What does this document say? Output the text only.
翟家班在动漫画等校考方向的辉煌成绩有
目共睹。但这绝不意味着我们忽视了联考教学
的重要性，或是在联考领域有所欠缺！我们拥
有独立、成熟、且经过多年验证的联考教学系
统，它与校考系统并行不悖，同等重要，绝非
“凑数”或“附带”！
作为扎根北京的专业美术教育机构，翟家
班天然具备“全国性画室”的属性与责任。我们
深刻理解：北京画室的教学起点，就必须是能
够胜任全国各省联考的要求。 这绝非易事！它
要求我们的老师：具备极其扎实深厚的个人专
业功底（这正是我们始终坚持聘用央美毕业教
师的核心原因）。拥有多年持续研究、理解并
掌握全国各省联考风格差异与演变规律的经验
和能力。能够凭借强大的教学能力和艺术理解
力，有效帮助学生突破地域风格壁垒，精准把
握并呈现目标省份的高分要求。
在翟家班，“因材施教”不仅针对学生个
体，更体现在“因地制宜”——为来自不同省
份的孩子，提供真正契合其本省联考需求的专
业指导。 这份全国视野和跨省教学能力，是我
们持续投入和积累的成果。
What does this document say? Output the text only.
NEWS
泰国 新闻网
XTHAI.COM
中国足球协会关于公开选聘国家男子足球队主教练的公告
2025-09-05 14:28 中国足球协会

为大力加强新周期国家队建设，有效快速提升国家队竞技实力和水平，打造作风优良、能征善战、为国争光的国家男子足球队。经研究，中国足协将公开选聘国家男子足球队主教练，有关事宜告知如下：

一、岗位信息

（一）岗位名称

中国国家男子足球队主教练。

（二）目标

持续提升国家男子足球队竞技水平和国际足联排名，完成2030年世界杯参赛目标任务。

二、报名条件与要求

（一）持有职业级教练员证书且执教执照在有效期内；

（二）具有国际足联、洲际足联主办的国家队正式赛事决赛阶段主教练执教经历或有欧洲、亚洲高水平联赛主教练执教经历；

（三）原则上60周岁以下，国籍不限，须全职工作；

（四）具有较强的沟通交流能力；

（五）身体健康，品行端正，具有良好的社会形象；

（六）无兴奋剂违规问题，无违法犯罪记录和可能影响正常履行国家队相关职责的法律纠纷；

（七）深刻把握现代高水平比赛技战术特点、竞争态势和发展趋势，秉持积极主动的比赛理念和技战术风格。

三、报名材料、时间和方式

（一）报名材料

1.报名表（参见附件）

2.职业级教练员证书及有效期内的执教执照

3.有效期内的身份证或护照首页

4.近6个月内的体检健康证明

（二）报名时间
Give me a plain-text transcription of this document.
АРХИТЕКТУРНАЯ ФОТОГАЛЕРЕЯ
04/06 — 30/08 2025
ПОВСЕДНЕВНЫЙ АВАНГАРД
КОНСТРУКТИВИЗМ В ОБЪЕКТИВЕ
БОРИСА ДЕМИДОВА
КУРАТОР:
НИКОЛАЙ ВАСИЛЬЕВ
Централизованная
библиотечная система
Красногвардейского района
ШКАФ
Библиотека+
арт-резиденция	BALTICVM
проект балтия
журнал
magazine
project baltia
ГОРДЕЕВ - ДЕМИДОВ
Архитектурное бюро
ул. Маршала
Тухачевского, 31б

Problem description:
Exactly reproduce the material above.

Expected answer:
What does this document say? Output the text only.
翟家班在动漫画等校考方向的辉煌成绩有
目共睹。但这绝不意味着我们忽视了联考教学
的重要性，或是在联考领域有所欠缺！我们拥
有独立、成熟、且经过多年验证的联考教学系
统，它与校考系统并行不悖，同等重要，绝非
“凑数”或“附带”！
作为扎根北京的专业美术教育机构，翟家
班天然具备“全国性画室”的属性与责任。我们
深刻理解：北京画室的教学起点，就必须是能
够胜任全国各省联考的要求。 这绝非易事！它
要求我们的老师：具备极其扎实深厚的个人专
业功底（这正是我们始终坚持聘用央美毕业教
师的核心原因）。拥有多年持续研究、理解并
掌握全国各省联考风格差异与演变规律的经验
和能力。能够凭借强大的教学能力和艺术理解
力，有效帮助学生突破地域风格壁垒，精准把
握并呈现目标省份的高分要求。
在翟家班，“因材施教”不仅针对学生个
体，更体现在“因地制宜”——为来自不同省
份的孩子，提供真正契合其本省联考需求的专
业指导。 这份全国视野和跨省教学能力，是我
们持续投入和积累的成果。
What does this document say? Output the text only.
NEWS
泰国 新闻网
XTHAI.COM
中国足球协会关于公开选聘国家男子足球队主教练的公告
2025-09-05 14:28 中国足球协会

为大力加强新周期国家队建设，有效快速提升国家队竞技实力和水平，打造作风优良、能征善战、为国争光的国家男子足球队。经研究，中国足协将公开选聘国家男子足球队主教练，有关事宜告知如下：

一、岗位信息

（一）岗位名称

中国国家男子足球队主教练。

（二）目标

持续提升国家男子足球队竞技水平和国际足联排名，完成2030年世界杯参赛目标任务。

二、报名条件与要求

（一）持有职业级教练员证书且执教执照在有效期内；

（二）具有国际足联、洲际足联主办的国家队正式赛事决赛阶段主教练执教经历或有欧洲、亚洲高水平联赛主教练执教经历；

（三）原则上60周岁以下，国籍不限，须全职工作；

（四）具有较强的沟通交流能力；

（五）身体健康，品行端正，具有良好的社会形象；

（六）无兴奋剂违规问题，无违法犯罪记录和可能影响正常履行国家队相关职责的法律纠纷；

（七）深刻把握现代高水平比赛技战术特点、竞争态势和发展趋势，秉持积极主动的比赛理念和技战术风格。

三、报名材料、时间和方式

（一）报名材料

1.报名表（参见附件）

2.职业级教练员证书及有效期内的执教执照

3.有效期内的身份证或护照首页

4.近6个月内的体检健康证明

（二）报名时间
Give me a plain-text transcription of this document.
АРХИТЕКТУРНАЯ ФОТОГАЛЕРЕЯ
04/06 — 30/08 2025
ПОВСЕДНЕВНЫЙ АВАНГАРД
КОНСТРУКТИВИЗМ В ОБЪЕКТИВЕ
БОРИСА ДЕМИДОВА
КУРАТОР:
НИКОЛАЙ ВАСИЛЬЕВ
Централизованная
библиотечная система
Красногвардейского района
ШКАФ
Библиотека+
арт-резиденция	BALTICVM
проект балтия
журнал
magazine
project baltia
ГОРДЕЕВ - ДЕМИДОВ
Архитектурное бюро
ул. Маршала
Тухачевского, 31б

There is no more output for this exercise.